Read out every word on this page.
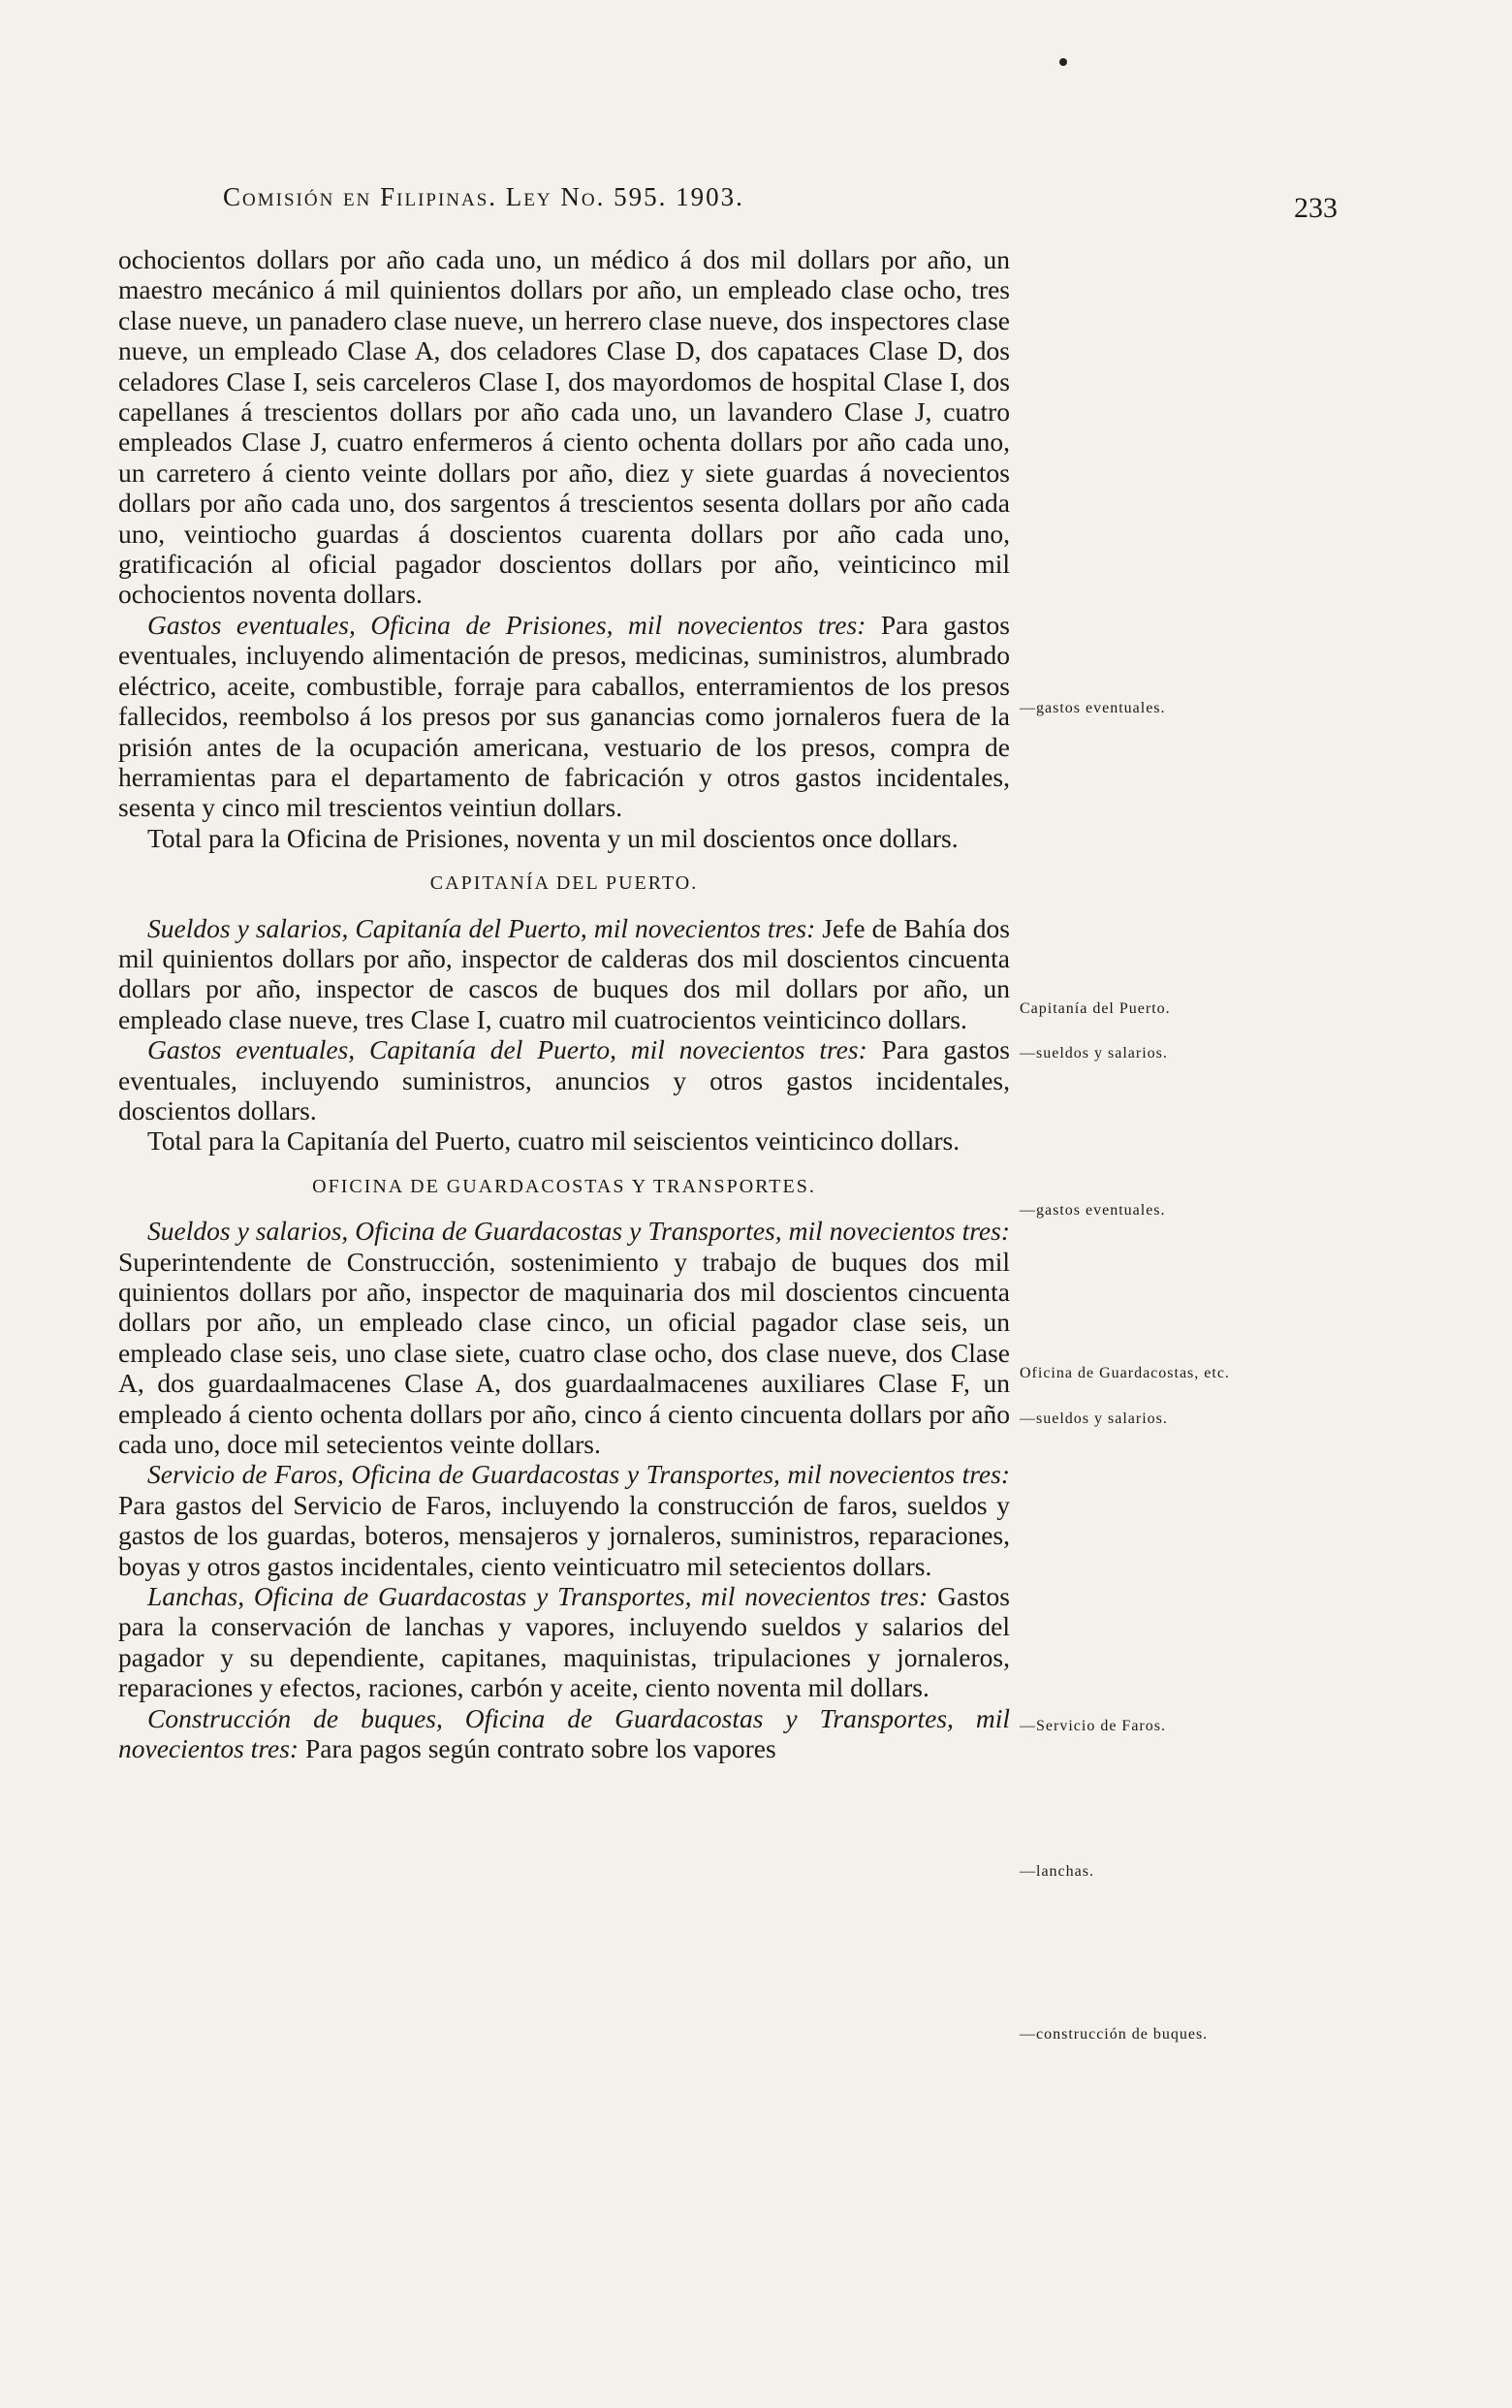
Comisión en Filipinas. Ley No. 595. 1903.	233

ochocientos dollars por año cada uno, un médico á dos mil dollars por año, un maestro mecánico á mil quinientos dollars por año, un empleado clase ocho, tres clase nueve, un panadero clase nueve, un herrero clase nueve, dos inspectores clase nueve, un empleado Clase A, dos celadores Clase D, dos capataces Clase D, dos celadores Clase I, seis carceleros Clase I, dos mayordomos de hospital Clase I, dos capellanes á trescientos dollars por año cada uno, un lavandero Clase J, cuatro empleados Clase J, cuatro enfermeros á ciento ochenta dollars por año cada uno, un carretero á ciento veinte dollars por año, diez y siete guardas á novecientos dollars por año cada uno, dos sargentos á trescientos sesenta dollars por año cada uno, veintiocho guardas á doscientos cuarenta dollars por año cada uno, gratificación al oficial pagador doscientos dollars por año, veinticinco mil ochocientos noventa dollars.

Gastos eventuales, Oficina de Prisiones, mil novecientos tres: Para gastos eventuales, incluyendo alimentación de presos, medicinas, suministros, alumbrado eléctrico, aceite, combustible, forraje para caballos, enterramientos de los presos fallecidos, reembolso á los presos por sus ganancias como jornaleros fuera de la prisión antes de la ocupación americana, vestuario de los presos, compra de herramientas para el departamento de fabricación y otros gastos incidentales, sesenta y cinco mil trescientos veintiun dollars.

Total para la Oficina de Prisiones, noventa y un mil doscientos once dollars.

CAPITANÍA DEL PUERTO.

Sueldos y salarios, Capitanía del Puerto, mil novecientos tres: Jefe de Bahía dos mil quinientos dollars por año, inspector de calderas dos mil doscientos cincuenta dollars por año, inspector de cascos de buques dos mil dollars por año, un empleado clase nueve, tres Clase I, cuatro mil cuatrocientos veinticinco dollars.

Gastos eventuales, Capitanía del Puerto, mil novecientos tres: Para gastos eventuales, incluyendo suministros, anuncios y otros gastos incidentales, doscientos dollars.

Total para la Capitanía del Puerto, cuatro mil seiscientos veinticinco dollars.

OFICINA DE GUARDACOSTAS Y TRANSPORTES.

Sueldos y salarios, Oficina de Guardacostas y Transportes, mil novecientos tres: Superintendente de Construcción, sostenimiento y trabajo de buques dos mil quinientos dollars por año, inspector de maquinaria dos mil doscientos cincuenta dollars por año, un empleado clase cinco, un oficial pagador clase seis, un empleado clase seis, uno clase siete, cuatro clase ocho, dos clase nueve, dos Clase A, dos guardaalmacenes Clase A, dos guardaalmacenes auxiliares Clase F, un empleado á ciento ochenta dollars por año, cinco á ciento cincuenta dollars por año cada uno, doce mil setecientos veinte dollars.

Servicio de Faros, Oficina de Guardacostas y Transportes, mil novecientos tres: Para gastos del Servicio de Faros, incluyendo la construcción de faros, sueldos y gastos de los guardas, boteros, mensajeros y jornaleros, suministros, reparaciones, boyas y otros gastos incidentales, ciento veinticuatro mil setecientos dollars.

Lanchas, Oficina de Guardacostas y Transportes, mil novecientos tres: Gastos para la conservación de lanchas y vapores, incluyendo sueldos y salarios del pagador y su dependiente, capitanes, maquinistas, tripulaciones y jornaleros, reparaciones y efectos, raciones, carbón y aceite, ciento noventa mil dollars.

Construcción de buques, Oficina de Guardacostas y Transportes, mil novecientos tres: Para pagos según contrato sobre los vapores

—gastos eventuales.
Capitanía del Puerto.
—sueldos y salarios.
—gastos eventuales.
Oficina de Guardacostas, etc.
—sueldos y salarios.
—Servicio de Faros.
—lanchas.
—construcción de buques.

§

_Directions_
Write out all the entries word for word, but skip any images.

_Exercise solution_
Read out every word on this page.
Comisión en Filipinas. Ley No. 595. 1903.	233

ochocientos dollars por año cada uno, un médico á dos mil dollars por año, un maestro mecánico á mil quinientos dollars por año, un empleado clase ocho, tres clase nueve, un panadero clase nueve, un herrero clase nueve, dos inspectores clase nueve, un empleado Clase A, dos celadores Clase D, dos capataces Clase D, dos celadores Clase I, seis carceleros Clase I, dos mayordomos de hospital Clase I, dos capellanes á trescientos dollars por año cada uno, un lavandero Clase J, cuatro empleados Clase J, cuatro enfermeros á ciento ochenta dollars por año cada uno, un carretero á ciento veinte dollars por año, diez y siete guardas á novecientos dollars por año cada uno, dos sargentos á trescientos sesenta dollars por año cada uno, veintiocho guardas á doscientos cuarenta dollars por año cada uno, gratificación al oficial pagador doscientos dollars por año, veinticinco mil ochocientos noventa dollars.

Gastos eventuales, Oficina de Prisiones, mil novecientos tres: Para gastos eventuales, incluyendo alimentación de presos, medicinas, suministros, alumbrado eléctrico, aceite, combustible, forraje para caballos, enterramientos de los presos fallecidos, reembolso á los presos por sus ganancias como jornaleros fuera de la prisión antes de la ocupación americana, vestuario de los presos, compra de herramientas para el departamento de fabricación y otros gastos incidentales, sesenta y cinco mil trescientos veintiun dollars.

Total para la Oficina de Prisiones, noventa y un mil doscientos once dollars.

CAPITANÍA DEL PUERTO.

Sueldos y salarios, Capitanía del Puerto, mil novecientos tres: Jefe de Bahía dos mil quinientos dollars por año, inspector de calderas dos mil doscientos cincuenta dollars por año, inspector de cascos de buques dos mil dollars por año, un empleado clase nueve, tres Clase I, cuatro mil cuatrocientos veinticinco dollars.

Gastos eventuales, Capitanía del Puerto, mil novecientos tres: Para gastos eventuales, incluyendo suministros, anuncios y otros gastos incidentales, doscientos dollars.

Total para la Capitanía del Puerto, cuatro mil seiscientos veinticinco dollars.

OFICINA DE GUARDACOSTAS Y TRANSPORTES.

Sueldos y salarios, Oficina de Guardacostas y Transportes, mil novecientos tres: Superintendente de Construcción, sostenimiento y trabajo de buques dos mil quinientos dollars por año, inspector de maquinaria dos mil doscientos cincuenta dollars por año, un empleado clase cinco, un oficial pagador clase seis, un empleado clase seis, uno clase siete, cuatro clase ocho, dos clase nueve, dos Clase A, dos guardaalmacenes Clase A, dos guardaalmacenes auxiliares Clase F, un empleado á ciento ochenta dollars por año, cinco á ciento cincuenta dollars por año cada uno, doce mil setecientos veinte dollars.

Servicio de Faros, Oficina de Guardacostas y Transportes, mil novecientos tres: Para gastos del Servicio de Faros, incluyendo la construcción de faros, sueldos y gastos de los guardas, boteros, mensajeros y jornaleros, suministros, reparaciones, boyas y otros gastos incidentales, ciento veinticuatro mil setecientos dollars.

Lanchas, Oficina de Guardacostas y Transportes, mil novecientos tres: Gastos para la conservación de lanchas y vapores, incluyendo sueldos y salarios del pagador y su dependiente, capitanes, maquinistas, tripulaciones y jornaleros, reparaciones y efectos, raciones, carbón y aceite, ciento noventa mil dollars.

Construcción de buques, Oficina de Guardacostas y Transportes, mil novecientos tres: Para pagos según contrato sobre los vapores

—gastos eventuales.
Capitanía del Puerto.
—sueldos y salarios.
—gastos eventuales.
Oficina de Guardacostas, etc.
—sueldos y salarios.
—Servicio de Faros.
—lanchas.
—construcción de buques.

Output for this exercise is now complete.